◆ Written instruction: Word for word, quote all of the material, omitting the pictures.

================================

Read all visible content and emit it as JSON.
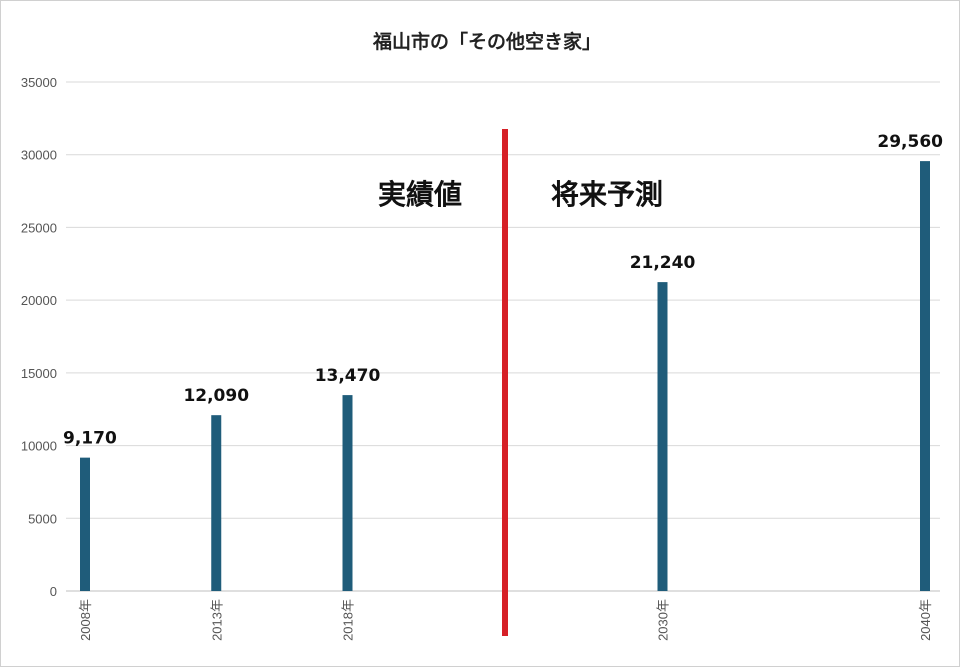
{
  "chart_data": {
    "type": "bar",
    "title": "福山市の「その他空き家」",
    "categories": [
      "2008年",
      "2013年",
      "2018年",
      "2030年",
      "2040年"
    ],
    "category_x": [
      2008,
      2013,
      2018,
      2030,
      2040
    ],
    "values": [
      9170,
      12090,
      13470,
      21240,
      29560
    ],
    "value_labels": [
      "9,170",
      "12,090",
      "13,470",
      "21,240",
      "29,560"
    ],
    "yticks": [
      "0",
      "5000",
      "10000",
      "15000",
      "20000",
      "25000",
      "30000",
      "35000"
    ],
    "ylim": [
      0,
      35000
    ],
    "xlim": [
      2008,
      2040
    ],
    "grid": true,
    "bar_color": "#1f5c7a",
    "divider": {
      "x": 2024,
      "color": "#d62027"
    },
    "annotations": [
      {
        "text": "実績値",
        "side": "left"
      },
      {
        "text": "将来予測",
        "side": "right"
      }
    ]
  }
}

================================

◆ The answer:
Read all visible content and emit it as JSON.
{
  "chart_data": {
    "type": "bar",
    "title": "福山市の「その他空き家」",
    "categories": [
      "2008年",
      "2013年",
      "2018年",
      "2030年",
      "2040年"
    ],
    "category_x": [
      2008,
      2013,
      2018,
      2030,
      2040
    ],
    "values": [
      9170,
      12090,
      13470,
      21240,
      29560
    ],
    "value_labels": [
      "9,170",
      "12,090",
      "13,470",
      "21,240",
      "29,560"
    ],
    "yticks": [
      "0",
      "5000",
      "10000",
      "15000",
      "20000",
      "25000",
      "30000",
      "35000"
    ],
    "ylim": [
      0,
      35000
    ],
    "xlim": [
      2008,
      2040
    ],
    "grid": true,
    "bar_color": "#1f5c7a",
    "divider": {
      "x": 2024,
      "color": "#d62027"
    },
    "annotations": [
      {
        "text": "実績値",
        "side": "left"
      },
      {
        "text": "将来予測",
        "side": "right"
      }
    ]
  }
}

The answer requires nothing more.